**TASK TO COMPLETE**
List each line holding the string "array".

**DATA PROVIDED**
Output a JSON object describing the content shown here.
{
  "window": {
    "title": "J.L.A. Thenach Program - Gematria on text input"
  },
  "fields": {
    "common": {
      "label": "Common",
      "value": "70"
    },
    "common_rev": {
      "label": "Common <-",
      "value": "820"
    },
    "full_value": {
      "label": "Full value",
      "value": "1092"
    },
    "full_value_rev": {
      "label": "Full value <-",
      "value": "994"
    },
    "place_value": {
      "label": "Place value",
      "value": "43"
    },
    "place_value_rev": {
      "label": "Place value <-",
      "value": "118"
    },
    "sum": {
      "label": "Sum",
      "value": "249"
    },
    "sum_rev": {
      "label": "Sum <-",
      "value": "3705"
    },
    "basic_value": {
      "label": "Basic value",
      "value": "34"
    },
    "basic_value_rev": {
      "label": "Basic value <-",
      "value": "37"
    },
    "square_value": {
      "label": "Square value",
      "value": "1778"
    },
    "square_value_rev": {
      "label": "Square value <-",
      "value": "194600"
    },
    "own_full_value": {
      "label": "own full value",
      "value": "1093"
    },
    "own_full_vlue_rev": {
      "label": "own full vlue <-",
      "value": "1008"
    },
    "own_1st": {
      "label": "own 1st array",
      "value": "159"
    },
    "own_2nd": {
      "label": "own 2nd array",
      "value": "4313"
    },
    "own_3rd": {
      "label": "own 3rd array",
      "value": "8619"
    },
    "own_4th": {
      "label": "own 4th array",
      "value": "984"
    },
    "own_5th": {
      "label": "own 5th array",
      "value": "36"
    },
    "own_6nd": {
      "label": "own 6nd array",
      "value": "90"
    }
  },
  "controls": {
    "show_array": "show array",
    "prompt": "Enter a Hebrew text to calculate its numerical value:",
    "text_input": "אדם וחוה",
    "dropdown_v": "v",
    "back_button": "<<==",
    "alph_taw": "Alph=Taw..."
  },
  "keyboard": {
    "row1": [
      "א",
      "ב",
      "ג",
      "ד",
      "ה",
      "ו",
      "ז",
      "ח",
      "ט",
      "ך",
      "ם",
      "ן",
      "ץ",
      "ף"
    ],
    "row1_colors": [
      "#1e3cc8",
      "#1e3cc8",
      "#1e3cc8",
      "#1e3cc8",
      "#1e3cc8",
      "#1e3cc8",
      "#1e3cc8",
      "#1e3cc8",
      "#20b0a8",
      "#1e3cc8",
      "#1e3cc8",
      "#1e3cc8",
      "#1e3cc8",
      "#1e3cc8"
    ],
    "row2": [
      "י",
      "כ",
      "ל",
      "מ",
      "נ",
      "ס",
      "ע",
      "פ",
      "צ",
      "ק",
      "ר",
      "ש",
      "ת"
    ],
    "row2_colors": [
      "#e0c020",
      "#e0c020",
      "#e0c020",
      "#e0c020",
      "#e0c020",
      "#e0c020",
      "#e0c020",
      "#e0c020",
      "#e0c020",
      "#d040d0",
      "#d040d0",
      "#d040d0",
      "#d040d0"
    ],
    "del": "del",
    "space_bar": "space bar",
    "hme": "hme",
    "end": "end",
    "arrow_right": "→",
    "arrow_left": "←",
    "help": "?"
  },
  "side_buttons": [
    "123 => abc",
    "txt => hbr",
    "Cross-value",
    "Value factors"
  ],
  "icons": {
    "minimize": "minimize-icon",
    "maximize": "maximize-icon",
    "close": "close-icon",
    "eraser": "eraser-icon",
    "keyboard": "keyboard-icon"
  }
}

**OUTPUT BELOW**
      "label": "own 1st array",
      "label": "own 2nd array",
      "label": "own 3rd array",
      "label": "own 4th array",
      "label": "own 5th array",
      "label": "own 6nd array",
    "show_array": "show array",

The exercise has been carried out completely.